## EXERCISE AIM
Repeat all of the data precisely.

## EXCERPTED DATA
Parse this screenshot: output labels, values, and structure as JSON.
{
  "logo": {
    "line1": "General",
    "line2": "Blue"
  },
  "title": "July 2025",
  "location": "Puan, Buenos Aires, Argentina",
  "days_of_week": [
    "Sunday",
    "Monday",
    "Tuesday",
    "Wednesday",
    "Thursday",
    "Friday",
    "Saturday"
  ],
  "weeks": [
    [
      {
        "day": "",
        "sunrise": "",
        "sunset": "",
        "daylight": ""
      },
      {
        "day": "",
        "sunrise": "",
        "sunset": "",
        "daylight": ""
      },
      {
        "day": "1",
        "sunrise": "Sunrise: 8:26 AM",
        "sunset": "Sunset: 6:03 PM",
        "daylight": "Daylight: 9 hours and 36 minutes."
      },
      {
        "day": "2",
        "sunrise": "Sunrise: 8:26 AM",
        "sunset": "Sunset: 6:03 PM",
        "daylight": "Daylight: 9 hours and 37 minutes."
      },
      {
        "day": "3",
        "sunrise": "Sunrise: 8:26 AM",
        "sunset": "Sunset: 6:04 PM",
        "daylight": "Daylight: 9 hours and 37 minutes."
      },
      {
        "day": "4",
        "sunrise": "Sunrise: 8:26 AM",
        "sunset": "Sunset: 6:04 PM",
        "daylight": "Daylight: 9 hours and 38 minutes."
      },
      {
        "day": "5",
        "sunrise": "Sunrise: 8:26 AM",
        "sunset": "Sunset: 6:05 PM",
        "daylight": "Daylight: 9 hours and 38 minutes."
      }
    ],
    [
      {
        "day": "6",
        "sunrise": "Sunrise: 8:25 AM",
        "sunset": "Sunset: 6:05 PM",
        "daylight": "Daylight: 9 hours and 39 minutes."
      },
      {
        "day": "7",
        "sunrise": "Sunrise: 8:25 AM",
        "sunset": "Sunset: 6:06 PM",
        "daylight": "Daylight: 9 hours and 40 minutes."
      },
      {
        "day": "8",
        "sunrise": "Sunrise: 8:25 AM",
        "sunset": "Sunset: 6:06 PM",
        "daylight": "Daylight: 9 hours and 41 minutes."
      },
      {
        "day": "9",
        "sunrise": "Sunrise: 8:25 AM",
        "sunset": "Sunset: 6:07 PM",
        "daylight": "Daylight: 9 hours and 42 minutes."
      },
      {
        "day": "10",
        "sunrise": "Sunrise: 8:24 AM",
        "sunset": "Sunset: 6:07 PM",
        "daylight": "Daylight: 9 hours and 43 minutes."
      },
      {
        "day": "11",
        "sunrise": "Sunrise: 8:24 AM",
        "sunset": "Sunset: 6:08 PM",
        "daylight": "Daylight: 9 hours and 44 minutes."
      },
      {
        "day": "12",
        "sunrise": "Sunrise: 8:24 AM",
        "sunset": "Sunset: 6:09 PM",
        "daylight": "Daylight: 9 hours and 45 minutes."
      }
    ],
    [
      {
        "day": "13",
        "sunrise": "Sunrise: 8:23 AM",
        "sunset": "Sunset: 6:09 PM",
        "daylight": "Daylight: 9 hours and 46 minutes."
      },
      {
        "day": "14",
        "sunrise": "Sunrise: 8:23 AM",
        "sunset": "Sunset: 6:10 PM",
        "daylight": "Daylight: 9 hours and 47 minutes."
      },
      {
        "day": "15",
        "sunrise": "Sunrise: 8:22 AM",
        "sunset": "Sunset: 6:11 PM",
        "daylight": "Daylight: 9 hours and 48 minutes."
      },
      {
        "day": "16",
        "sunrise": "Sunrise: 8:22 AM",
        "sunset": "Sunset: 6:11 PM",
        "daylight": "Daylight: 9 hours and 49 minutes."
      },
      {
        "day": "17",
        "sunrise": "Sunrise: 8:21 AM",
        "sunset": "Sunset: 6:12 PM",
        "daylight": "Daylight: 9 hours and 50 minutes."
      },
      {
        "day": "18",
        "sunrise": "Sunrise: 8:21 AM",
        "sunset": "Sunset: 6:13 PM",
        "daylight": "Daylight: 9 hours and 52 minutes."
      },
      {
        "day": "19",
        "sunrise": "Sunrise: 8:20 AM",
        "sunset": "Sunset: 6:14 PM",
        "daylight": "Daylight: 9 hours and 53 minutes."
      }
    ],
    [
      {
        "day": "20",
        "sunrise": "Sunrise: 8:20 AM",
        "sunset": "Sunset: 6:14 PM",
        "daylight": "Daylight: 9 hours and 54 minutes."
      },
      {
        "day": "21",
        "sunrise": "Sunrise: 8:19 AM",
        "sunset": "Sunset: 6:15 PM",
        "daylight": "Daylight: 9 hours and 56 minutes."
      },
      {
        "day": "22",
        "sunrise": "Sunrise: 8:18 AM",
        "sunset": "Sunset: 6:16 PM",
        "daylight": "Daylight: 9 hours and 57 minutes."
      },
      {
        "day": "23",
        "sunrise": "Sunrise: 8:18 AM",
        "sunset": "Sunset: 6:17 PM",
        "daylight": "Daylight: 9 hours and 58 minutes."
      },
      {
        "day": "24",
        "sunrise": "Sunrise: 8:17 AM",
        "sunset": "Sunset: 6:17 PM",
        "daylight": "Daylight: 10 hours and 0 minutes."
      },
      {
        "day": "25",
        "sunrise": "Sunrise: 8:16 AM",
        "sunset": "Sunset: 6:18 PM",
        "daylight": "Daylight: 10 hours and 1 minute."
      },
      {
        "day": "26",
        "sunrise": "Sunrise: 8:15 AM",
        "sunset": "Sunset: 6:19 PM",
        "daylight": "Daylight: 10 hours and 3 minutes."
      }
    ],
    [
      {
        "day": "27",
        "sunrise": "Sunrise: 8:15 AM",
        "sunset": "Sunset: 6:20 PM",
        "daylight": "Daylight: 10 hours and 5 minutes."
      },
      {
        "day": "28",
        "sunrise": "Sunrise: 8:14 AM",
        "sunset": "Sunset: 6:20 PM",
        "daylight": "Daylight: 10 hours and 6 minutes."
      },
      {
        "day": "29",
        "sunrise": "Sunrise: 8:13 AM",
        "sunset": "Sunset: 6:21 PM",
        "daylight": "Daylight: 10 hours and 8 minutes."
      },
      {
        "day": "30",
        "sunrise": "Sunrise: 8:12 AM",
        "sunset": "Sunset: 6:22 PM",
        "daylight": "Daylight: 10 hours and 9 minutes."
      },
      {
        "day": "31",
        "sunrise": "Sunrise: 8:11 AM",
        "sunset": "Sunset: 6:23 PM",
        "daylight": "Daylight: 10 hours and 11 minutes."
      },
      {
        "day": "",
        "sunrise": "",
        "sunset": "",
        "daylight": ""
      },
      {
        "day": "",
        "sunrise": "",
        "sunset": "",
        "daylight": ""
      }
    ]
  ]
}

## RESPONSE
Parse this screenshot: output labels, values, and structure as JSON.
{
  "logo": {
    "line1": "General",
    "line2": "Blue"
  },
  "title": "July 2025",
  "location": "Puan, Buenos Aires, Argentina",
  "days_of_week": [
    "Sunday",
    "Monday",
    "Tuesday",
    "Wednesday",
    "Thursday",
    "Friday",
    "Saturday"
  ],
  "weeks": [
    [
      {
        "day": "",
        "sunrise": "",
        "sunset": "",
        "daylight": ""
      },
      {
        "day": "",
        "sunrise": "",
        "sunset": "",
        "daylight": ""
      },
      {
        "day": "1",
        "sunrise": "Sunrise: 8:26 AM",
        "sunset": "Sunset: 6:03 PM",
        "daylight": "Daylight: 9 hours and 36 minutes."
      },
      {
        "day": "2",
        "sunrise": "Sunrise: 8:26 AM",
        "sunset": "Sunset: 6:03 PM",
        "daylight": "Daylight: 9 hours and 37 minutes."
      },
      {
        "day": "3",
        "sunrise": "Sunrise: 8:26 AM",
        "sunset": "Sunset: 6:04 PM",
        "daylight": "Daylight: 9 hours and 37 minutes."
      },
      {
        "day": "4",
        "sunrise": "Sunrise: 8:26 AM",
        "sunset": "Sunset: 6:04 PM",
        "daylight": "Daylight: 9 hours and 38 minutes."
      },
      {
        "day": "5",
        "sunrise": "Sunrise: 8:26 AM",
        "sunset": "Sunset: 6:05 PM",
        "daylight": "Daylight: 9 hours and 38 minutes."
      }
    ],
    [
      {
        "day": "6",
        "sunrise": "Sunrise: 8:25 AM",
        "sunset": "Sunset: 6:05 PM",
        "daylight": "Daylight: 9 hours and 39 minutes."
      },
      {
        "day": "7",
        "sunrise": "Sunrise: 8:25 AM",
        "sunset": "Sunset: 6:06 PM",
        "daylight": "Daylight: 9 hours and 40 minutes."
      },
      {
        "day": "8",
        "sunrise": "Sunrise: 8:25 AM",
        "sunset": "Sunset: 6:06 PM",
        "daylight": "Daylight: 9 hours and 41 minutes."
      },
      {
        "day": "9",
        "sunrise": "Sunrise: 8:25 AM",
        "sunset": "Sunset: 6:07 PM",
        "daylight": "Daylight: 9 hours and 42 minutes."
      },
      {
        "day": "10",
        "sunrise": "Sunrise: 8:24 AM",
        "sunset": "Sunset: 6:07 PM",
        "daylight": "Daylight: 9 hours and 43 minutes."
      },
      {
        "day": "11",
        "sunrise": "Sunrise: 8:24 AM",
        "sunset": "Sunset: 6:08 PM",
        "daylight": "Daylight: 9 hours and 44 minutes."
      },
      {
        "day": "12",
        "sunrise": "Sunrise: 8:24 AM",
        "sunset": "Sunset: 6:09 PM",
        "daylight": "Daylight: 9 hours and 45 minutes."
      }
    ],
    [
      {
        "day": "13",
        "sunrise": "Sunrise: 8:23 AM",
        "sunset": "Sunset: 6:09 PM",
        "daylight": "Daylight: 9 hours and 46 minutes."
      },
      {
        "day": "14",
        "sunrise": "Sunrise: 8:23 AM",
        "sunset": "Sunset: 6:10 PM",
        "daylight": "Daylight: 9 hours and 47 minutes."
      },
      {
        "day": "15",
        "sunrise": "Sunrise: 8:22 AM",
        "sunset": "Sunset: 6:11 PM",
        "daylight": "Daylight: 9 hours and 48 minutes."
      },
      {
        "day": "16",
        "sunrise": "Sunrise: 8:22 AM",
        "sunset": "Sunset: 6:11 PM",
        "daylight": "Daylight: 9 hours and 49 minutes."
      },
      {
        "day": "17",
        "sunrise": "Sunrise: 8:21 AM",
        "sunset": "Sunset: 6:12 PM",
        "daylight": "Daylight: 9 hours and 50 minutes."
      },
      {
        "day": "18",
        "sunrise": "Sunrise: 8:21 AM",
        "sunset": "Sunset: 6:13 PM",
        "daylight": "Daylight: 9 hours and 52 minutes."
      },
      {
        "day": "19",
        "sunrise": "Sunrise: 8:20 AM",
        "sunset": "Sunset: 6:14 PM",
        "daylight": "Daylight: 9 hours and 53 minutes."
      }
    ],
    [
      {
        "day": "20",
        "sunrise": "Sunrise: 8:20 AM",
        "sunset": "Sunset: 6:14 PM",
        "daylight": "Daylight: 9 hours and 54 minutes."
      },
      {
        "day": "21",
        "sunrise": "Sunrise: 8:19 AM",
        "sunset": "Sunset: 6:15 PM",
        "daylight": "Daylight: 9 hours and 56 minutes."
      },
      {
        "day": "22",
        "sunrise": "Sunrise: 8:18 AM",
        "sunset": "Sunset: 6:16 PM",
        "daylight": "Daylight: 9 hours and 57 minutes."
      },
      {
        "day": "23",
        "sunrise": "Sunrise: 8:18 AM",
        "sunset": "Sunset: 6:17 PM",
        "daylight": "Daylight: 9 hours and 58 minutes."
      },
      {
        "day": "24",
        "sunrise": "Sunrise: 8:17 AM",
        "sunset": "Sunset: 6:17 PM",
        "daylight": "Daylight: 10 hours and 0 minutes."
      },
      {
        "day": "25",
        "sunrise": "Sunrise: 8:16 AM",
        "sunset": "Sunset: 6:18 PM",
        "daylight": "Daylight: 10 hours and 1 minute."
      },
      {
        "day": "26",
        "sunrise": "Sunrise: 8:15 AM",
        "sunset": "Sunset: 6:19 PM",
        "daylight": "Daylight: 10 hours and 3 minutes."
      }
    ],
    [
      {
        "day": "27",
        "sunrise": "Sunrise: 8:15 AM",
        "sunset": "Sunset: 6:20 PM",
        "daylight": "Daylight: 10 hours and 5 minutes."
      },
      {
        "day": "28",
        "sunrise": "Sunrise: 8:14 AM",
        "sunset": "Sunset: 6:20 PM",
        "daylight": "Daylight: 10 hours and 6 minutes."
      },
      {
        "day": "29",
        "sunrise": "Sunrise: 8:13 AM",
        "sunset": "Sunset: 6:21 PM",
        "daylight": "Daylight: 10 hours and 8 minutes."
      },
      {
        "day": "30",
        "sunrise": "Sunrise: 8:12 AM",
        "sunset": "Sunset: 6:22 PM",
        "daylight": "Daylight: 10 hours and 9 minutes."
      },
      {
        "day": "31",
        "sunrise": "Sunrise: 8:11 AM",
        "sunset": "Sunset: 6:23 PM",
        "daylight": "Daylight: 10 hours and 11 minutes."
      },
      {
        "day": "",
        "sunrise": "",
        "sunset": "",
        "daylight": ""
      },
      {
        "day": "",
        "sunrise": "",
        "sunset": "",
        "daylight": ""
      }
    ]
  ]
}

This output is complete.